BRIEF | Tally every line of the listing below that holds "false", then give the tally alone.

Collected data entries
○ ○ ○ ○
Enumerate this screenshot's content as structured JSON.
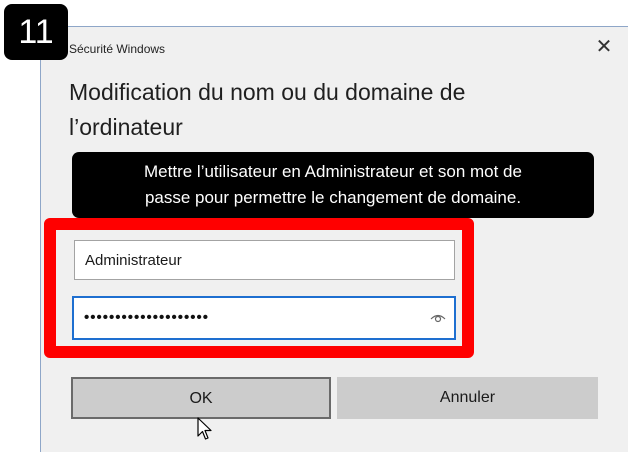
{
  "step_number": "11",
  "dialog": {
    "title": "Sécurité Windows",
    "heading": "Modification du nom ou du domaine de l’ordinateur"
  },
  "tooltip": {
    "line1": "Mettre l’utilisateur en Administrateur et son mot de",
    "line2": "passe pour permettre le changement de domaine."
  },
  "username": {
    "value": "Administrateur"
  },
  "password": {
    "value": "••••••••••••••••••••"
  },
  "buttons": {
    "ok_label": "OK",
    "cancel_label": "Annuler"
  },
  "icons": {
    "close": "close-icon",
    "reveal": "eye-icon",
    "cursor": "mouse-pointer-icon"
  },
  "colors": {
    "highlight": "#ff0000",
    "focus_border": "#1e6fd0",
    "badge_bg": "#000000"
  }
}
○ ○ ○ ○
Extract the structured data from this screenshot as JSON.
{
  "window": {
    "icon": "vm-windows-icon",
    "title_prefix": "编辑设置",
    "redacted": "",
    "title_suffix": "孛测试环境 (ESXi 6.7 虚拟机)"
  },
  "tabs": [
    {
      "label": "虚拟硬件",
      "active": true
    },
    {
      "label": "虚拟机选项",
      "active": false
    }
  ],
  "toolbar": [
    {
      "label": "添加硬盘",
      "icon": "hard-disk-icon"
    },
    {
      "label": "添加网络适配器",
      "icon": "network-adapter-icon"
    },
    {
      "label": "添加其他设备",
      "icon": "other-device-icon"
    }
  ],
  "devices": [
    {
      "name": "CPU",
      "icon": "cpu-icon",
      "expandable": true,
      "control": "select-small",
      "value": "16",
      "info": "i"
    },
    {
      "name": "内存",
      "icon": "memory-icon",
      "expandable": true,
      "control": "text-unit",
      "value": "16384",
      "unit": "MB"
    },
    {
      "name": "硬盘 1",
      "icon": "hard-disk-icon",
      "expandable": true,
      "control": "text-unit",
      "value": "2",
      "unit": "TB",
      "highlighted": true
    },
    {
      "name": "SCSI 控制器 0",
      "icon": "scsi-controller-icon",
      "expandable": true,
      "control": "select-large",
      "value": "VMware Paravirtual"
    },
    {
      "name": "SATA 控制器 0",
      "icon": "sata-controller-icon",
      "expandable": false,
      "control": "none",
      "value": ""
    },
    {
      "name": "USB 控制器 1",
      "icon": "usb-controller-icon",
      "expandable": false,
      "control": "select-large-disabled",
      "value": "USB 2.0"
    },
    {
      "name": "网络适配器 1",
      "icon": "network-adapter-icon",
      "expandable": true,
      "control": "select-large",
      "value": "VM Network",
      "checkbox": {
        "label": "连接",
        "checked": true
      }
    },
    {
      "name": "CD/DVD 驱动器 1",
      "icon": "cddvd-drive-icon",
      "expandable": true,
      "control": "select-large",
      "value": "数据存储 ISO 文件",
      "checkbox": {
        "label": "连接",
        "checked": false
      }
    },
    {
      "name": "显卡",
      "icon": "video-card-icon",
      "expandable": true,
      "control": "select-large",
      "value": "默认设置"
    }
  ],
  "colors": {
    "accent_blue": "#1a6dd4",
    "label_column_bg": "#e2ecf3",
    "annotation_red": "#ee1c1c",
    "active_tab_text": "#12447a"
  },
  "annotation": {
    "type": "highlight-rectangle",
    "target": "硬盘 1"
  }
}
○ ○ ○ ○
RESULT | 4